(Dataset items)
◇ ◇ ◇ ◇ ◇
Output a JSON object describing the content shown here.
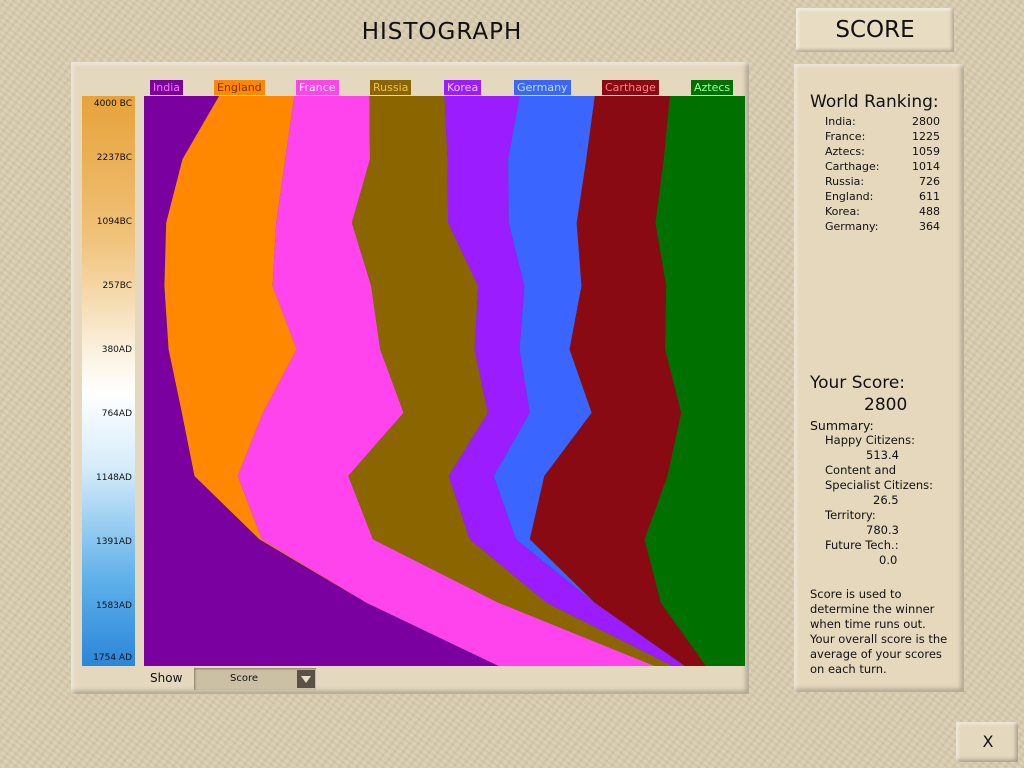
{
  "header": {
    "title": "HISTOGRAPH",
    "score_tab": "SCORE"
  },
  "timeline": {
    "ticks": [
      "4000 BC",
      "2237BC",
      "1094BC",
      "257BC",
      "380AD",
      "764AD",
      "1148AD",
      "1391AD",
      "1583AD",
      "1754 AD"
    ]
  },
  "chart_data": {
    "type": "area",
    "stacked": true,
    "orientation": "vertical-time",
    "x": [
      "4000 BC",
      "2237BC",
      "1094BC",
      "257BC",
      "380AD",
      "764AD",
      "1148AD",
      "1391AD",
      "1583AD",
      "1754 AD"
    ],
    "series": [
      {
        "name": "India",
        "color": "#7a00a0",
        "values": [
          12.5,
          6.4,
          3.7,
          3.4,
          4.1,
          6.3,
          8.4,
          19.2,
          37.0,
          59.0
        ]
      },
      {
        "name": "England",
        "color": "#ff8800",
        "values": [
          12.5,
          17.1,
          18.3,
          18.0,
          21.3,
          13.5,
          7.2,
          0.4,
          0.0,
          0.0
        ]
      },
      {
        "name": "France",
        "color": "#ff44ee",
        "values": [
          12.5,
          14.1,
          12.6,
          16.4,
          13.9,
          23.4,
          18.4,
          18.5,
          22.0,
          26.0
        ]
      },
      {
        "name": "Russia",
        "color": "#8b6500",
        "values": [
          12.5,
          12.9,
          16.0,
          17.8,
          15.7,
          14.0,
          16.7,
          16.1,
          8.0,
          3.0
        ]
      },
      {
        "name": "Korea",
        "color": "#9a1cff",
        "values": [
          12.5,
          10.1,
          10.1,
          7.7,
          7.5,
          7.0,
          7.5,
          7.7,
          8.0,
          2.0
        ]
      },
      {
        "name": "Germany",
        "color": "#3a66ff",
        "values": [
          12.5,
          13.0,
          11.3,
          9.5,
          8.3,
          10.3,
          8.4,
          2.3,
          0.0,
          0.0
        ]
      },
      {
        "name": "Carthage",
        "color": "#8a0a14",
        "values": [
          12.5,
          12.9,
          13.1,
          14.1,
          15.9,
          14.9,
          20.5,
          19.1,
          11.0,
          3.5
        ]
      },
      {
        "name": "Aztecs",
        "color": "#007000",
        "values": [
          12.5,
          13.5,
          14.9,
          13.1,
          13.3,
          10.6,
          12.9,
          16.7,
          14.0,
          6.5
        ]
      }
    ]
  },
  "legend_colors": {
    "India": {
      "bg": "#7a00a0",
      "fg": "#ff77ff"
    },
    "England": {
      "bg": "#ff8800",
      "fg": "#7a3300"
    },
    "France": {
      "bg": "#ff44ee",
      "fg": "#ffeeff"
    },
    "Russia": {
      "bg": "#8b6500",
      "fg": "#f0c050"
    },
    "Korea": {
      "bg": "#9a1cff",
      "fg": "#eec8ff"
    },
    "Germany": {
      "bg": "#3a66ff",
      "fg": "#bfe0ff"
    },
    "Carthage": {
      "bg": "#8a0a14",
      "fg": "#ff8080"
    },
    "Aztecs": {
      "bg": "#007000",
      "fg": "#9cffa0"
    }
  },
  "controls": {
    "show_label": "Show",
    "show_selected": "Score"
  },
  "world_ranking": {
    "title": "World Ranking:",
    "rows": [
      {
        "name": "India:",
        "score": "2800"
      },
      {
        "name": "France:",
        "score": "1225"
      },
      {
        "name": "Aztecs:",
        "score": "1059"
      },
      {
        "name": "Carthage:",
        "score": "1014"
      },
      {
        "name": "Russia:",
        "score": "726"
      },
      {
        "name": "England:",
        "score": "611"
      },
      {
        "name": "Korea:",
        "score": "488"
      },
      {
        "name": "Germany:",
        "score": "364"
      }
    ]
  },
  "your_score": {
    "title": "Your Score:",
    "value": "2800",
    "summary_label": "Summary:",
    "happy_label": "Happy Citizens:",
    "happy_value": "513.4",
    "content_label_1": "Content and",
    "content_label_2": "Specialist Citizens:",
    "content_value": "26.5",
    "territory_label": "Territory:",
    "territory_value": "780.3",
    "future_label": "Future Tech.:",
    "future_value": "0.0"
  },
  "note": {
    "lines": [
      "Score is used to",
      "determine the winner",
      "when time runs out.",
      "Your overall score is the",
      "average of your scores",
      "on each turn."
    ]
  },
  "close_button": {
    "label": "X"
  }
}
◇ ◇ ◇ ◇ ◇
To do —
In the records, locate each line holding the string "Carthage" and copy it.

Output below —
        "name": "Carthage",
    "Carthage": {
        "name": "Carthage:",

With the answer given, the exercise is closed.